**What is required**
From the entries below, copy every line that holds the word "averaged".
** Start Records supplied **
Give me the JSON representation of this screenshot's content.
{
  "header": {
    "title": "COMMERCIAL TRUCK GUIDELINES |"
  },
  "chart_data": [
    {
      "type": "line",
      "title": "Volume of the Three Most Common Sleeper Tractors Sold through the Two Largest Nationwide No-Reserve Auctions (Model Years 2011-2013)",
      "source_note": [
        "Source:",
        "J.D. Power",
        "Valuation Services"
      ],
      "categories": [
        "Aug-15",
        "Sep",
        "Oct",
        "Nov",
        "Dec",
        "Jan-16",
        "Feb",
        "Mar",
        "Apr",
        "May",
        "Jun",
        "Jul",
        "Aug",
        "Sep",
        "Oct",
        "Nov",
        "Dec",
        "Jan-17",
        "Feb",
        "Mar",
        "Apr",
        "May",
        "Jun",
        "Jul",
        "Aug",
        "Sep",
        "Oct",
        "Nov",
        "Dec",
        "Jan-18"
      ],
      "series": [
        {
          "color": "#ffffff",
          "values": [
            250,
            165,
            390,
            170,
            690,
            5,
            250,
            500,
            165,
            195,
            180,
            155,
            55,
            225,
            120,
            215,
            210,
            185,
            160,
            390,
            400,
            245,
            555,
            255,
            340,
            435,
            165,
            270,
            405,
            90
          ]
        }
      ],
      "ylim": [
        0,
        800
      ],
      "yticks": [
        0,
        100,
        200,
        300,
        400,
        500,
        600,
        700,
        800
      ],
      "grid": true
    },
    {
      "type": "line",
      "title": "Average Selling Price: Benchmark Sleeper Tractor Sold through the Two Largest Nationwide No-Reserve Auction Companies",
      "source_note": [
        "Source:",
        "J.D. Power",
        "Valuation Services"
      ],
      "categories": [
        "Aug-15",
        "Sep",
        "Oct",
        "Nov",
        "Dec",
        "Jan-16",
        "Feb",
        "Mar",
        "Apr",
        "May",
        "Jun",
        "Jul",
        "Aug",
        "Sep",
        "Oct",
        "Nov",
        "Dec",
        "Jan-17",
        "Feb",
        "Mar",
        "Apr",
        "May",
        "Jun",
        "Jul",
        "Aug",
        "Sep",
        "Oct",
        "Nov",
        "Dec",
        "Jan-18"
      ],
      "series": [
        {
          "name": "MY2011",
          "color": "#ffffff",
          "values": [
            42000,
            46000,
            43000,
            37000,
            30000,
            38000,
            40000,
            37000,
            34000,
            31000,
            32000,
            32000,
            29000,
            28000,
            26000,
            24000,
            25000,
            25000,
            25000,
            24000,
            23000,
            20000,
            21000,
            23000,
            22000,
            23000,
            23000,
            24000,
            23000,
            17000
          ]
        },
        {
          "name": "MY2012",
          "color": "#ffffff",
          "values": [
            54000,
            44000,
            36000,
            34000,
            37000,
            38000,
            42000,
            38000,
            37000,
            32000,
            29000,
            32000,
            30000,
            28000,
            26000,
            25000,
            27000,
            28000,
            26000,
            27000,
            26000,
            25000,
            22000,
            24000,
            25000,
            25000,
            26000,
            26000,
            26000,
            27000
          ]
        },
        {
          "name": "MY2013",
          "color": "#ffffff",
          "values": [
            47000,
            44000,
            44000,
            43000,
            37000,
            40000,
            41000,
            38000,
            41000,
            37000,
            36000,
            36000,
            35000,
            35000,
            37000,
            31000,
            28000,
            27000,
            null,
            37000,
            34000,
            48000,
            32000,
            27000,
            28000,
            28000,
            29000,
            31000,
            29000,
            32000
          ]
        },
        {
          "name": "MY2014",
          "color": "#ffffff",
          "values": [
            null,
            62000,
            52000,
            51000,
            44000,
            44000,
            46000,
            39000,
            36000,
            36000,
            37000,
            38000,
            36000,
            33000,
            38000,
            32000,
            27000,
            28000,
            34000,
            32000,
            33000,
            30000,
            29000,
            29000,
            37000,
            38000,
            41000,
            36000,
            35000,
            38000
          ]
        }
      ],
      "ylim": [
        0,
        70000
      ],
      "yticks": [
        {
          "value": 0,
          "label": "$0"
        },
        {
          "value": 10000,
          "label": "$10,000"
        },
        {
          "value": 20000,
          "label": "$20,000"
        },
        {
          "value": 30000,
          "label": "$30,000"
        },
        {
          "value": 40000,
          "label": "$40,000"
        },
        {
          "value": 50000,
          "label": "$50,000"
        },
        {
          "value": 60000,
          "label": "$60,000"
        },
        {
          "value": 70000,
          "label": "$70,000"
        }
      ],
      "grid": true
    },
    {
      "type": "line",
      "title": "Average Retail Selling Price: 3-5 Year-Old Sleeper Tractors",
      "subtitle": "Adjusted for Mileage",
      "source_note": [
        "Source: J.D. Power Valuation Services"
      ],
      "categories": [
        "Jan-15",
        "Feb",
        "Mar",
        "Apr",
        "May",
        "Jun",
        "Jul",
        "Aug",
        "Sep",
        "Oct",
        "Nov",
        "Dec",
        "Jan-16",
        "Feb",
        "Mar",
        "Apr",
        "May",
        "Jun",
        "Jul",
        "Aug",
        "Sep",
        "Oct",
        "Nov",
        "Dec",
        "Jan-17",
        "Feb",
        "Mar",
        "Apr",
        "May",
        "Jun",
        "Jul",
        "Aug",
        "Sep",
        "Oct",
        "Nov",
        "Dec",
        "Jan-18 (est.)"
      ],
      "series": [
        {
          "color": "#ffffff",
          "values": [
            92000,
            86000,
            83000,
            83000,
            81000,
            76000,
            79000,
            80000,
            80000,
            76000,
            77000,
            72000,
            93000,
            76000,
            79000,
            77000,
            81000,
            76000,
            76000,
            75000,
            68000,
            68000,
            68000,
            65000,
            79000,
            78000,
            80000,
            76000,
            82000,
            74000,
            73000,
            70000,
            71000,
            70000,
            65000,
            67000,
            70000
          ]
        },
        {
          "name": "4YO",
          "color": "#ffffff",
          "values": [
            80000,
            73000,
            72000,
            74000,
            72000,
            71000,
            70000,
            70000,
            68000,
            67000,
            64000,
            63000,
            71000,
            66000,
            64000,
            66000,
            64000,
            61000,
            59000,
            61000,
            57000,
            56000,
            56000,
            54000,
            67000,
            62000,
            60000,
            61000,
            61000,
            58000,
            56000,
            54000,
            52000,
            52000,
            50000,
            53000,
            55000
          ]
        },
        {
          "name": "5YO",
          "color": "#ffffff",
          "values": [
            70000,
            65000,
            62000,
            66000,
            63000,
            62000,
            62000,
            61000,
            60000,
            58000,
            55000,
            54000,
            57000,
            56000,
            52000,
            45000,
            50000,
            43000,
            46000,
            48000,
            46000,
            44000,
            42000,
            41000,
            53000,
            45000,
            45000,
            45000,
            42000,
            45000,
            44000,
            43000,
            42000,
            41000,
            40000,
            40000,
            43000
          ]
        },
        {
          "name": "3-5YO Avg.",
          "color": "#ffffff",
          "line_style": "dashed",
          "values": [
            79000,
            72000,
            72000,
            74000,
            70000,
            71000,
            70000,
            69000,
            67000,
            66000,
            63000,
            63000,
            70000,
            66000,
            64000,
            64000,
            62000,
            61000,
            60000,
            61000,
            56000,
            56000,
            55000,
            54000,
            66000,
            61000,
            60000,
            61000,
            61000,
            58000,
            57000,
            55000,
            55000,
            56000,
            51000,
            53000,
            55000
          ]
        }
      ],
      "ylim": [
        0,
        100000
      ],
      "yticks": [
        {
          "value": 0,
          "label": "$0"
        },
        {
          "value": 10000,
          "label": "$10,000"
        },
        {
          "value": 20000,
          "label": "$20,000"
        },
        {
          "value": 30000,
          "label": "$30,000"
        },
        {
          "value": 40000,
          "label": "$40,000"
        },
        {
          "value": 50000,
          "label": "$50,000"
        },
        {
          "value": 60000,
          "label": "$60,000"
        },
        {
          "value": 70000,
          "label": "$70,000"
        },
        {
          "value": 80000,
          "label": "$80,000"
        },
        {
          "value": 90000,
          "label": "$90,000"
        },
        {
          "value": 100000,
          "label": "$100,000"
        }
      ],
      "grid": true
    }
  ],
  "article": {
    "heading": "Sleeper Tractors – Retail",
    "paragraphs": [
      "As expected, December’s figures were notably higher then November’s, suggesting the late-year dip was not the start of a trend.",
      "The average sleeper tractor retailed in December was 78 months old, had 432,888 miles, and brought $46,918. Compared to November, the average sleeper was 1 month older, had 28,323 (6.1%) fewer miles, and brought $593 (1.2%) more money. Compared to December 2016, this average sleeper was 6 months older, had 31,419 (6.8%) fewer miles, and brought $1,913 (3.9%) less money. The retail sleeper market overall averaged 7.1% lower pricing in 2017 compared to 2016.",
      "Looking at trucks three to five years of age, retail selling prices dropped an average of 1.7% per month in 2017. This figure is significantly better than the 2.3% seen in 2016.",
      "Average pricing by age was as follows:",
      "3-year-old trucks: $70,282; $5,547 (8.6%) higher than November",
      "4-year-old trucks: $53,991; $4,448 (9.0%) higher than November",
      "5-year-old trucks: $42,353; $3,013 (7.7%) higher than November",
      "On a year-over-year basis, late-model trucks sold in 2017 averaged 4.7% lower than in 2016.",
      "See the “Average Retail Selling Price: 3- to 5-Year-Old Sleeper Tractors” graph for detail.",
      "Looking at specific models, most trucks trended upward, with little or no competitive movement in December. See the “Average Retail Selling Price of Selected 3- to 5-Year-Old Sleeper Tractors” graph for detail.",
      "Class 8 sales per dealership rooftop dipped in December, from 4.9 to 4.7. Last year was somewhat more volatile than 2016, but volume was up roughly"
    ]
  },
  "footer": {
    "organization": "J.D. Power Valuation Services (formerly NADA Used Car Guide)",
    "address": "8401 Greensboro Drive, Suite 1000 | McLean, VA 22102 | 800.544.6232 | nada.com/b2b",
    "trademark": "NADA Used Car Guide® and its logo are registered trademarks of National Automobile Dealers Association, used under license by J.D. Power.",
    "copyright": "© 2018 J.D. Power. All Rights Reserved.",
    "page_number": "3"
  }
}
** End Records supplied **
**Output for this task**
      "The average sleeper tractor retailed in December was 78 months old, had 432,888 miles, and brought $46,918. Compared to November, the average sleeper was 1 month older, had 28,323 (6.1%) fewer miles, and brought $593 (1.2%) more money. Compared to December 2016, this average sleeper was 6 months older, had 31,419 (6.8%) fewer miles, and brought $1,913 (3.9%) less money. The retail sleeper market overall averaged 7.1% lower pricing in 2017 compared to 2016.",
      "On a year-over-year basis, late-model trucks sold in 2017 averaged 4.7% lower than in 2016.",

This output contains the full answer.